## YOUR GOAL:
How many lines of these records hold the string "count"? Reply with the number alone.

○ ○ ○

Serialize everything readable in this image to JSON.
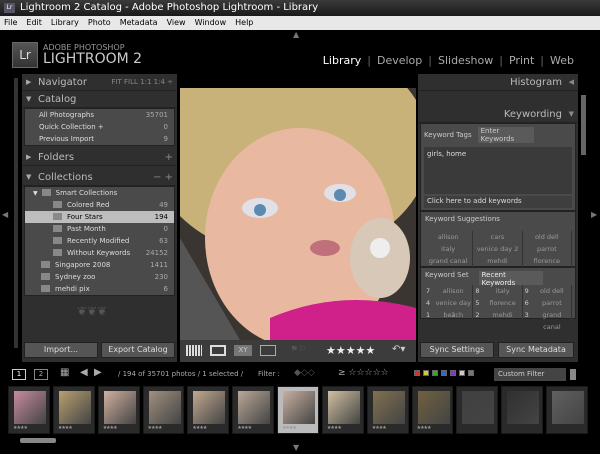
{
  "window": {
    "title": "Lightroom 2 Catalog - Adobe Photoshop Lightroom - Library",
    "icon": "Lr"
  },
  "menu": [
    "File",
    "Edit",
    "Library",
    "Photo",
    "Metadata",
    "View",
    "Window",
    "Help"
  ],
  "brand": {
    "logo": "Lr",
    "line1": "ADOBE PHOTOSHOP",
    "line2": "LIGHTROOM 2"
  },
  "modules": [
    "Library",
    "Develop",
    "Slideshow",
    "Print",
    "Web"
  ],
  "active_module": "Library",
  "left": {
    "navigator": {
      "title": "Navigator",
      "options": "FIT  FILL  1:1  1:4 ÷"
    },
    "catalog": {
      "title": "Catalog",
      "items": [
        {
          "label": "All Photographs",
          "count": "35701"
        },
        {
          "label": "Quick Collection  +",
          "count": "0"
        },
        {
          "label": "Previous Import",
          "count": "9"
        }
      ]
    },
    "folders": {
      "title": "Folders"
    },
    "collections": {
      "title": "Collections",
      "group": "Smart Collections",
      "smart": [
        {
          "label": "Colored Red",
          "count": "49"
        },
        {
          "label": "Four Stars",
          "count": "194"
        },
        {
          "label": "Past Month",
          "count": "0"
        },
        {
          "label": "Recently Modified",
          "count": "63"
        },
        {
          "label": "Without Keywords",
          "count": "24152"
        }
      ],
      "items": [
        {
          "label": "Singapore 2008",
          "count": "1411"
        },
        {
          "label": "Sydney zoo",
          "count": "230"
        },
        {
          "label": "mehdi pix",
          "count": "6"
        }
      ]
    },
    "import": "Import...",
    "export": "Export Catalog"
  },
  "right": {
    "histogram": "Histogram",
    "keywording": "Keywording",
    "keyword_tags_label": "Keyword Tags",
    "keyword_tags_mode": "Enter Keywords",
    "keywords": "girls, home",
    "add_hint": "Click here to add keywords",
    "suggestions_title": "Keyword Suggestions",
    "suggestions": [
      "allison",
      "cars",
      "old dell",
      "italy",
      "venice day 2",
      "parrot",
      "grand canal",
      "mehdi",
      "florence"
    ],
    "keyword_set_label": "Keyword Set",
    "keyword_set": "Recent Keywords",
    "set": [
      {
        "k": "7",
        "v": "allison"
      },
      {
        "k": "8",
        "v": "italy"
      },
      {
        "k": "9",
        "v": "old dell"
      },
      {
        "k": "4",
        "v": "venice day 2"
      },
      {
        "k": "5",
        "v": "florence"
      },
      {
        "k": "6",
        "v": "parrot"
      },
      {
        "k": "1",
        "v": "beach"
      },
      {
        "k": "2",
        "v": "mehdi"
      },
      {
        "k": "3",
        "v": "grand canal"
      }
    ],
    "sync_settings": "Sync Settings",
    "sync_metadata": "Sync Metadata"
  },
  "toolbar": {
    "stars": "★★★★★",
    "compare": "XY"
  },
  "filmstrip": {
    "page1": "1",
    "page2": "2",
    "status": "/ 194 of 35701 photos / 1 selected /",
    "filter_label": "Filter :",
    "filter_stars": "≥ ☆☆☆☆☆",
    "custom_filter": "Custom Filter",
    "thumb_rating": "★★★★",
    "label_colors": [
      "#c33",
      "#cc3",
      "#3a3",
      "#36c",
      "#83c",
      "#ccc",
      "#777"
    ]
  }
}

○ ○ ○

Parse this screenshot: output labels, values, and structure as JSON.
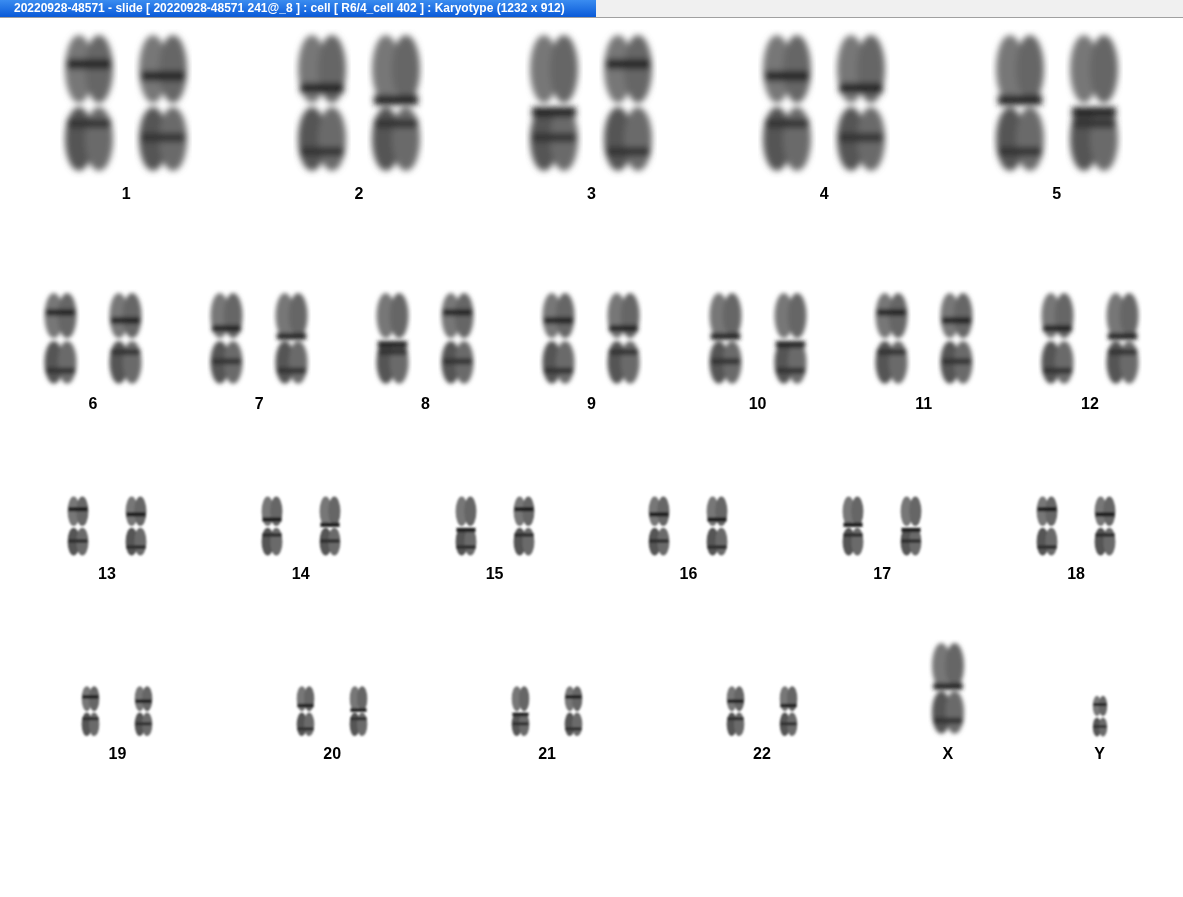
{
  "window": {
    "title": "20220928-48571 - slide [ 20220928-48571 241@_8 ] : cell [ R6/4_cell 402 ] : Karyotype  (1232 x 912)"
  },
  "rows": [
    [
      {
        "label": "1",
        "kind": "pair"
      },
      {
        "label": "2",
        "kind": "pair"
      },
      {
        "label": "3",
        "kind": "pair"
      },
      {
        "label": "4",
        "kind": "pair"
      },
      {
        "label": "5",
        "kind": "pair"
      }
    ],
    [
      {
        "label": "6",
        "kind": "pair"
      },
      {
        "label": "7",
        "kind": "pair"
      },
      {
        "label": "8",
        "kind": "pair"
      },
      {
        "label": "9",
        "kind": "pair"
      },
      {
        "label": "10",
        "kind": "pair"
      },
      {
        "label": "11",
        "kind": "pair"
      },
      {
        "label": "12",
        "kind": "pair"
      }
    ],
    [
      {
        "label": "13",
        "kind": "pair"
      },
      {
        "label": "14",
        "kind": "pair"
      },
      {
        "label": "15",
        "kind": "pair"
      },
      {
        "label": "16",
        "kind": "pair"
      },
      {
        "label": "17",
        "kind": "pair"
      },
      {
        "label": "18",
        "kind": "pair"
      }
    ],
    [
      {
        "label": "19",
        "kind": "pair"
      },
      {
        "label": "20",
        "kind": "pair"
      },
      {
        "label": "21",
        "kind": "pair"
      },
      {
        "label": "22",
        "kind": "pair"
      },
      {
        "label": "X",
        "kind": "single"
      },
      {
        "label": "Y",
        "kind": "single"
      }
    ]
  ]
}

○ ○ ○

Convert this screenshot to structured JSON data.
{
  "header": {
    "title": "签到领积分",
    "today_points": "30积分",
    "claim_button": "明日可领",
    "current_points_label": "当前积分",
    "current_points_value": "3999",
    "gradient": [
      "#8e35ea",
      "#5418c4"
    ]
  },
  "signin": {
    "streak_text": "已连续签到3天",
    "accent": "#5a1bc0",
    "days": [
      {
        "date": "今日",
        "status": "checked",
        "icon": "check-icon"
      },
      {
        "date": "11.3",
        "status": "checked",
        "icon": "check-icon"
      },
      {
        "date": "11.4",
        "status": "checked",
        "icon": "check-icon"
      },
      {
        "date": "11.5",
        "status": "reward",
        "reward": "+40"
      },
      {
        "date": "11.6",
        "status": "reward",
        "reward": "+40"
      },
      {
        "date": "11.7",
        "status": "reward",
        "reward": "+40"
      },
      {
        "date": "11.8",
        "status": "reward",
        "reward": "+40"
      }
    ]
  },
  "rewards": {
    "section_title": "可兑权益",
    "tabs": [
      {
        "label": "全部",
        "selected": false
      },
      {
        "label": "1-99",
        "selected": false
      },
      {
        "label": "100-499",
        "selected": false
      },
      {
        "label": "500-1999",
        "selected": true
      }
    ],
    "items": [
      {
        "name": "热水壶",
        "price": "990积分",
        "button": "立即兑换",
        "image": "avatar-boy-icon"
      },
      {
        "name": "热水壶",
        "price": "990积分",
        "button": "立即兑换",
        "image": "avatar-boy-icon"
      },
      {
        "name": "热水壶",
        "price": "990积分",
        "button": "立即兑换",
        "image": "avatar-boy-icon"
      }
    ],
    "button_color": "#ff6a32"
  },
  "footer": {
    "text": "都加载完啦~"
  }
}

○ ○ ○

## EXERCISE ANSWER:
11